Written instruction:
Give the lines of the records as a JSON list of strings, one string per line and skipping blank lines, starting at the top of the records and ending after the line that has "data-point [289, 186, 301, 197]".

(Stored items)
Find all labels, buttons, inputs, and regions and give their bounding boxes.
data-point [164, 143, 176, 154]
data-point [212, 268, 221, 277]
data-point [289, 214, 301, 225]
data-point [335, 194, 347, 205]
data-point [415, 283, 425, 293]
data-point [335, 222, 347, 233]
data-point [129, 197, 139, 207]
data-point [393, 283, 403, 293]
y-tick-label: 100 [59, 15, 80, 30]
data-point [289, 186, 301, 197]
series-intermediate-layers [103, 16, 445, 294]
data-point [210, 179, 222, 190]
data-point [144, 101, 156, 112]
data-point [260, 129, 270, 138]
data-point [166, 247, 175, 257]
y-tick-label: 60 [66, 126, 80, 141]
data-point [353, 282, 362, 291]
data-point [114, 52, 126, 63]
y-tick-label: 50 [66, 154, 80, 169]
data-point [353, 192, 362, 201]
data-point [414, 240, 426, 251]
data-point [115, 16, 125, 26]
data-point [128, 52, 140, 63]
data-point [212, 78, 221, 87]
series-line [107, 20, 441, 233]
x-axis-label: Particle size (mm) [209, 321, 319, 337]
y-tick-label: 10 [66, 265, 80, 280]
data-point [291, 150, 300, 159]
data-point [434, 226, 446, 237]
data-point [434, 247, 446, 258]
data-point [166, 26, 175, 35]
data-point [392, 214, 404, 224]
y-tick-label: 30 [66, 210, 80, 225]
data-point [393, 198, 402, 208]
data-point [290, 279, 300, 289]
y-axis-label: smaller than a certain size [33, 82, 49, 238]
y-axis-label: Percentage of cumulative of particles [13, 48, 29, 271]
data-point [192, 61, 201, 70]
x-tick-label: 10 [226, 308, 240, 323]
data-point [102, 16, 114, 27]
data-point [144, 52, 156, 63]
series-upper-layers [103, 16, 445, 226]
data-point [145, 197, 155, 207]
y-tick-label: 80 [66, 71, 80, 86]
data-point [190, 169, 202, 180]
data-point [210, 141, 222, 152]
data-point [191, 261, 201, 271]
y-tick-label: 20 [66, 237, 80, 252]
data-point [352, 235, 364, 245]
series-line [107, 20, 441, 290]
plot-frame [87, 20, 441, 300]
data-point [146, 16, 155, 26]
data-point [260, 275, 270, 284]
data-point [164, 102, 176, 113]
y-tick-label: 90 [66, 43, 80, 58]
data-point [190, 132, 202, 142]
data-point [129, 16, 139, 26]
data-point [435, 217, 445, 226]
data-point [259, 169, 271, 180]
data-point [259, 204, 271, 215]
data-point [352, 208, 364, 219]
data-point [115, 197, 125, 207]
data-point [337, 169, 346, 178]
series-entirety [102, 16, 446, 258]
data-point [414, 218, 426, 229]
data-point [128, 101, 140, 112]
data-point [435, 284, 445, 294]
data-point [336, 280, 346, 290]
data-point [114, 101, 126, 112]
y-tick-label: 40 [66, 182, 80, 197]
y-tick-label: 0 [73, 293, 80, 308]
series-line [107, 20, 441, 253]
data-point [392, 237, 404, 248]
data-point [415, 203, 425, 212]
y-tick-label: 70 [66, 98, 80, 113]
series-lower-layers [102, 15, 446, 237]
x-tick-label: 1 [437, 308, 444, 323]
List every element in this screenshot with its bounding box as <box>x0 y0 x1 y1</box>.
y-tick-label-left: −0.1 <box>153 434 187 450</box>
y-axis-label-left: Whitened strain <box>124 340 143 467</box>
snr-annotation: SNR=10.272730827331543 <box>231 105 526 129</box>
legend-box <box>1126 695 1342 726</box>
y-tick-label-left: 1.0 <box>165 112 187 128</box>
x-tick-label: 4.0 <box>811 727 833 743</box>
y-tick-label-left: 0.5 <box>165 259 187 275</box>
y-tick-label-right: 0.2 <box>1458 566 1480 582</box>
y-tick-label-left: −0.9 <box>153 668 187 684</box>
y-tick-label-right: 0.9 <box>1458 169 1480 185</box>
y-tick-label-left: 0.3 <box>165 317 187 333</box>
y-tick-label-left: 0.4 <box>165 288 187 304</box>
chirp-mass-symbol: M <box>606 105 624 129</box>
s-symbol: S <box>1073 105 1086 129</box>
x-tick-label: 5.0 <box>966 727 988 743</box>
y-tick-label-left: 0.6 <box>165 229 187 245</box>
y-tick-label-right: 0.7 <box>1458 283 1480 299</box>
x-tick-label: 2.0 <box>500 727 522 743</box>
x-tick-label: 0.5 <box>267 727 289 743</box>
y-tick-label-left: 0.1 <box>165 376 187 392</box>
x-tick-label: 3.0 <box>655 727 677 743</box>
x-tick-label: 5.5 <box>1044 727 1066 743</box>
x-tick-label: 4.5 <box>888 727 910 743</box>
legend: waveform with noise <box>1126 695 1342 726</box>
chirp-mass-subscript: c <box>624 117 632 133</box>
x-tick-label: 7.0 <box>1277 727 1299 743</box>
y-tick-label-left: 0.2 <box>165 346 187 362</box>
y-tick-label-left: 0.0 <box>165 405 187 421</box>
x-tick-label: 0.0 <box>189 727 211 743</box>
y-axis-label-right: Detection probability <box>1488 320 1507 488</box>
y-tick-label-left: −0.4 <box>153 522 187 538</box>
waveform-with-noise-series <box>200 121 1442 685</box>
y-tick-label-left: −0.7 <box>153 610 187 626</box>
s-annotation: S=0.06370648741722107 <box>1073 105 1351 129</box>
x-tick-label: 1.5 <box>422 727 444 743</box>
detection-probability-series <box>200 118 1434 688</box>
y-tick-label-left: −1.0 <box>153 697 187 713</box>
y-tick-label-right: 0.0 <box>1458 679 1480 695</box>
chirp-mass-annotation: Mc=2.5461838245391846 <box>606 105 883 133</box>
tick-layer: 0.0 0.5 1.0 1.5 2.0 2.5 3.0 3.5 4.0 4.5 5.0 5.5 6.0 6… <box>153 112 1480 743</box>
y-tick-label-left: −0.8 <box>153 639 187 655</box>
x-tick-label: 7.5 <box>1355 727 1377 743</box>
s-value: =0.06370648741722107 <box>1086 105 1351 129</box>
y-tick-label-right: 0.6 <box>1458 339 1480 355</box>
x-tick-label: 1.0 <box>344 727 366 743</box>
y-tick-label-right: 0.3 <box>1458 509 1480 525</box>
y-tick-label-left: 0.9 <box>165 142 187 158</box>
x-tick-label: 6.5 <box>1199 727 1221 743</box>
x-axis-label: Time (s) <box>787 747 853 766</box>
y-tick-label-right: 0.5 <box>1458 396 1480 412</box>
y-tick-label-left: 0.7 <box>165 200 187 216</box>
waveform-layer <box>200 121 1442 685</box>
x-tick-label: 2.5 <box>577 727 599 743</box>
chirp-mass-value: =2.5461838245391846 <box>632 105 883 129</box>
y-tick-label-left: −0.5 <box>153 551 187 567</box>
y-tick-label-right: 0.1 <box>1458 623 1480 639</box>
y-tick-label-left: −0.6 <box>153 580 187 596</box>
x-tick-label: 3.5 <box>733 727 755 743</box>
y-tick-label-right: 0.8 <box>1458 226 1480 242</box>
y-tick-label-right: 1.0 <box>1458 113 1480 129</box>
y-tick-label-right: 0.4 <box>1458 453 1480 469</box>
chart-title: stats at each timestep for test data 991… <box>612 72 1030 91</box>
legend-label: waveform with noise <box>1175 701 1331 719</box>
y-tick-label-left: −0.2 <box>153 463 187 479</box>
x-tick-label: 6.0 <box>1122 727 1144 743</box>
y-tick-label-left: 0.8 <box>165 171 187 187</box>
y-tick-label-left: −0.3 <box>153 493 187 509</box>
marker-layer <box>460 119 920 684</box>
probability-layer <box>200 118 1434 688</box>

Answer to the task:
[
  "Find all labels, buttons, inputs, and regions and give their bounding boxes.",
  "data-point [164, 143, 176, 154]",
  "data-point [212, 268, 221, 277]",
  "data-point [289, 214, 301, 225]",
  "data-point [335, 194, 347, 205]",
  "data-point [415, 283, 425, 293]",
  "data-point [335, 222, 347, 233]",
  "data-point [129, 197, 139, 207]",
  "data-point [393, 283, 403, 293]",
  "y-tick-label: 100 [59, 15, 80, 30]",
  "data-point [289, 186, 301, 197]"
]